[Items listed in a dataset]
——————————

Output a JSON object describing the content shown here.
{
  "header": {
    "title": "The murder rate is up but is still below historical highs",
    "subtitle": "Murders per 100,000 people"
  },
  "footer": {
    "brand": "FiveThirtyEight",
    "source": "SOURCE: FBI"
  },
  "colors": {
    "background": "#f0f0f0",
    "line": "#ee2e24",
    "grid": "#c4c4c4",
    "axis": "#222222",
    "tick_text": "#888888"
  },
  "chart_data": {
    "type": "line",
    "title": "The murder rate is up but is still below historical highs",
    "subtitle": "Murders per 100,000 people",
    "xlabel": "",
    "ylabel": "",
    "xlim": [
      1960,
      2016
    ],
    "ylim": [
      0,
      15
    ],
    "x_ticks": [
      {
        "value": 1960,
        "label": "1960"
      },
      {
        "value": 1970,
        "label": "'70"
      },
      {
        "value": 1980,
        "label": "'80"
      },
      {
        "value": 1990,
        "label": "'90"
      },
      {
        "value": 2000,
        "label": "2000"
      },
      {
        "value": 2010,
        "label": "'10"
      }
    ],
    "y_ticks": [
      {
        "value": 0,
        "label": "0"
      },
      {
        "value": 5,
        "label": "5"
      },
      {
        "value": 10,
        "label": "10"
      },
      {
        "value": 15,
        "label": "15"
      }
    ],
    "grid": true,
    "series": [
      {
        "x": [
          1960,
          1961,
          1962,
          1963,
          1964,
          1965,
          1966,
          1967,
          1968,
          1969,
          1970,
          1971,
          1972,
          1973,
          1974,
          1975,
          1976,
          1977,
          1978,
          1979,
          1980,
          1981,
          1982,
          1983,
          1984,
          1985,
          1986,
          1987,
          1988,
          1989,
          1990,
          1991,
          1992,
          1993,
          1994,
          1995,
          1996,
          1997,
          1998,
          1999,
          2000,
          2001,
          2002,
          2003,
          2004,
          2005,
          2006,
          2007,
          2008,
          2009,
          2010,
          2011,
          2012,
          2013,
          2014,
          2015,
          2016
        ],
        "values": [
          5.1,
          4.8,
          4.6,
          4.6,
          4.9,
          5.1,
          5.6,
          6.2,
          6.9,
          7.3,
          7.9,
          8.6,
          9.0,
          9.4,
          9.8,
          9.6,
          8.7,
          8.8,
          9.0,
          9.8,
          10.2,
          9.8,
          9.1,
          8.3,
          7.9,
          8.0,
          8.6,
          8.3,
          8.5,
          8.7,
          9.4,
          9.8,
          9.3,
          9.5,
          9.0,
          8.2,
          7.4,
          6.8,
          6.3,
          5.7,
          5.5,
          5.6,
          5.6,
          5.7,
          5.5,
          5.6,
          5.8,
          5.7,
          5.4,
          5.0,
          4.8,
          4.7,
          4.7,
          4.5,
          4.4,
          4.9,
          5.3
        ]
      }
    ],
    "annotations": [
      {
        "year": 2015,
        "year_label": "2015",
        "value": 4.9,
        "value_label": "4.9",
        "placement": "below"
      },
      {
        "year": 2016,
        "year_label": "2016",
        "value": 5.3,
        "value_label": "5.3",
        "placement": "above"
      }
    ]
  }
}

——————————

Instruction → Write out all the lines again, exactly as they are.

Result for this task →
Output a JSON object describing the content shown here.
{
  "header": {
    "title": "The murder rate is up but is still below historical highs",
    "subtitle": "Murders per 100,000 people"
  },
  "footer": {
    "brand": "FiveThirtyEight",
    "source": "SOURCE: FBI"
  },
  "colors": {
    "background": "#f0f0f0",
    "line": "#ee2e24",
    "grid": "#c4c4c4",
    "axis": "#222222",
    "tick_text": "#888888"
  },
  "chart_data": {
    "type": "line",
    "title": "The murder rate is up but is still below historical highs",
    "subtitle": "Murders per 100,000 people",
    "xlabel": "",
    "ylabel": "",
    "xlim": [
      1960,
      2016
    ],
    "ylim": [
      0,
      15
    ],
    "x_ticks": [
      {
        "value": 1960,
        "label": "1960"
      },
      {
        "value": 1970,
        "label": "'70"
      },
      {
        "value": 1980,
        "label": "'80"
      },
      {
        "value": 1990,
        "label": "'90"
      },
      {
        "value": 2000,
        "label": "2000"
      },
      {
        "value": 2010,
        "label": "'10"
      }
    ],
    "y_ticks": [
      {
        "value": 0,
        "label": "0"
      },
      {
        "value": 5,
        "label": "5"
      },
      {
        "value": 10,
        "label": "10"
      },
      {
        "value": 15,
        "label": "15"
      }
    ],
    "grid": true,
    "series": [
      {
        "x": [
          1960,
          1961,
          1962,
          1963,
          1964,
          1965,
          1966,
          1967,
          1968,
          1969,
          1970,
          1971,
          1972,
          1973,
          1974,
          1975,
          1976,
          1977,
          1978,
          1979,
          1980,
          1981,
          1982,
          1983,
          1984,
          1985,
          1986,
          1987,
          1988,
          1989,
          1990,
          1991,
          1992,
          1993,
          1994,
          1995,
          1996,
          1997,
          1998,
          1999,
          2000,
          2001,
          2002,
          2003,
          2004,
          2005,
          2006,
          2007,
          2008,
          2009,
          2010,
          2011,
          2012,
          2013,
          2014,
          2015,
          2016
        ],
        "values": [
          5.1,
          4.8,
          4.6,
          4.6,
          4.9,
          5.1,
          5.6,
          6.2,
          6.9,
          7.3,
          7.9,
          8.6,
          9.0,
          9.4,
          9.8,
          9.6,
          8.7,
          8.8,
          9.0,
          9.8,
          10.2,
          9.8,
          9.1,
          8.3,
          7.9,
          8.0,
          8.6,
          8.3,
          8.5,
          8.7,
          9.4,
          9.8,
          9.3,
          9.5,
          9.0,
          8.2,
          7.4,
          6.8,
          6.3,
          5.7,
          5.5,
          5.6,
          5.6,
          5.7,
          5.5,
          5.6,
          5.8,
          5.7,
          5.4,
          5.0,
          4.8,
          4.7,
          4.7,
          4.5,
          4.4,
          4.9,
          5.3
        ]
      }
    ],
    "annotations": [
      {
        "year": 2015,
        "year_label": "2015",
        "value": 4.9,
        "value_label": "4.9",
        "placement": "below"
      },
      {
        "year": 2016,
        "year_label": "2016",
        "value": 5.3,
        "value_label": "5.3",
        "placement": "above"
      }
    ]
  }
}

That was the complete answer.